Restate the full set of records exactly, without adding or dropping a word.

[Collected data entries]
——————
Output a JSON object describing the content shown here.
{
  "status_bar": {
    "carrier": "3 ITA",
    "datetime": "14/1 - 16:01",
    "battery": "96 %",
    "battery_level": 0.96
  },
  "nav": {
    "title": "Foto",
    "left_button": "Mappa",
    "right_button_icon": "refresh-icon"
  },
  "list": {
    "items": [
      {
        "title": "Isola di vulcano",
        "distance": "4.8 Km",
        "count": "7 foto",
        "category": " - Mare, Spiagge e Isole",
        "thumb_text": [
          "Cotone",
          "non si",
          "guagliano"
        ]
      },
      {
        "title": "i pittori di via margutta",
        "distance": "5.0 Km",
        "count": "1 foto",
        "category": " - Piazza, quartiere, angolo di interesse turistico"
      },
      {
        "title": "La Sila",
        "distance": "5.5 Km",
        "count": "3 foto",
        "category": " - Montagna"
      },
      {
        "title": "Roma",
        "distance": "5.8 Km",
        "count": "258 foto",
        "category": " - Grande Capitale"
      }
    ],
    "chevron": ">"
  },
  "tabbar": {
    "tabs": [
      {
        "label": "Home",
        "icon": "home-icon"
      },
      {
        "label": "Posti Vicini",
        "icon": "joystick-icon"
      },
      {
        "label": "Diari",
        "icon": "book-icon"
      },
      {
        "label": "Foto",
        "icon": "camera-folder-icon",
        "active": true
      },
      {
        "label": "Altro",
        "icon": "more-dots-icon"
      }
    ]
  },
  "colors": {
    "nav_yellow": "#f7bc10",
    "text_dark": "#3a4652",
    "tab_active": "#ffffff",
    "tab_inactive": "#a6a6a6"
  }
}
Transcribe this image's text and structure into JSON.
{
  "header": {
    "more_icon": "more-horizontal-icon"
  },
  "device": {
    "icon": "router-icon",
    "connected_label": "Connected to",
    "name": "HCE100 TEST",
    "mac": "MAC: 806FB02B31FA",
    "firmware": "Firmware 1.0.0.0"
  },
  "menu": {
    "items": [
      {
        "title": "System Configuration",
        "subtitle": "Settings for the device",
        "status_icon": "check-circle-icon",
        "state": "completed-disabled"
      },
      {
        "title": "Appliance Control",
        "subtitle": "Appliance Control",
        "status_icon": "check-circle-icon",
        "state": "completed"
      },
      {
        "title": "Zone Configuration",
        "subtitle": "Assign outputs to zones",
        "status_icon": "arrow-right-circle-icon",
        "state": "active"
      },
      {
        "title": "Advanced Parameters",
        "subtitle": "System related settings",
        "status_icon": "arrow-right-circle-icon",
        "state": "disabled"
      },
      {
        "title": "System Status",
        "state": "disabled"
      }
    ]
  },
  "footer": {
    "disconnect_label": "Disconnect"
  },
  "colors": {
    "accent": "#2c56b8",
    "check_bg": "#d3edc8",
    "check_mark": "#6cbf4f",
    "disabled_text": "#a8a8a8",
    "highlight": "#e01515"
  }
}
——————
The reply:
Output a JSON object describing the content shown here.
{
  "status_bar": {
    "carrier": "3 ITA",
    "datetime": "14/1 - 16:01",
    "battery": "96 %",
    "battery_level": 0.96
  },
  "nav": {
    "title": "Foto",
    "left_button": "Mappa",
    "right_button_icon": "refresh-icon"
  },
  "list": {
    "items": [
      {
        "title": "Isola di vulcano",
        "distance": "4.8 Km",
        "count": "7 foto",
        "category": " - Mare, Spiagge e Isole",
        "thumb_text": [
          "Cotone",
          "non si",
          "guagliano"
        ]
      },
      {
        "title": "i pittori di via margutta",
        "distance": "5.0 Km",
        "count": "1 foto",
        "category": " - Piazza, quartiere, angolo di interesse turistico"
      },
      {
        "title": "La Sila",
        "distance": "5.5 Km",
        "count": "3 foto",
        "category": " - Montagna"
      },
      {
        "title": "Roma",
        "distance": "5.8 Km",
        "count": "258 foto",
        "category": " - Grande Capitale"
      }
    ],
    "chevron": ">"
  },
  "tabbar": {
    "tabs": [
      {
        "label": "Home",
        "icon": "home-icon"
      },
      {
        "label": "Posti Vicini",
        "icon": "joystick-icon"
      },
      {
        "label": "Diari",
        "icon": "book-icon"
      },
      {
        "label": "Foto",
        "icon": "camera-folder-icon",
        "active": true
      },
      {
        "label": "Altro",
        "icon": "more-dots-icon"
      }
    ]
  },
  "colors": {
    "nav_yellow": "#f7bc10",
    "text_dark": "#3a4652",
    "tab_active": "#ffffff",
    "tab_inactive": "#a6a6a6"
  }
}
Transcribe this image's text and structure into JSON.
{
  "header": {
    "more_icon": "more-horizontal-icon"
  },
  "device": {
    "icon": "router-icon",
    "connected_label": "Connected to",
    "name": "HCE100 TEST",
    "mac": "MAC: 806FB02B31FA",
    "firmware": "Firmware 1.0.0.0"
  },
  "menu": {
    "items": [
      {
        "title": "System Configuration",
        "subtitle": "Settings for the device",
        "status_icon": "check-circle-icon",
        "state": "completed-disabled"
      },
      {
        "title": "Appliance Control",
        "subtitle": "Appliance Control",
        "status_icon": "check-circle-icon",
        "state": "completed"
      },
      {
        "title": "Zone Configuration",
        "subtitle": "Assign outputs to zones",
        "status_icon": "arrow-right-circle-icon",
        "state": "active"
      },
      {
        "title": "Advanced Parameters",
        "subtitle": "System related settings",
        "status_icon": "arrow-right-circle-icon",
        "state": "disabled"
      },
      {
        "title": "System Status",
        "state": "disabled"
      }
    ]
  },
  "footer": {
    "disconnect_label": "Disconnect"
  },
  "colors": {
    "accent": "#2c56b8",
    "check_bg": "#d3edc8",
    "check_mark": "#6cbf4f",
    "disabled_text": "#a8a8a8",
    "highlight": "#e01515"
  }
}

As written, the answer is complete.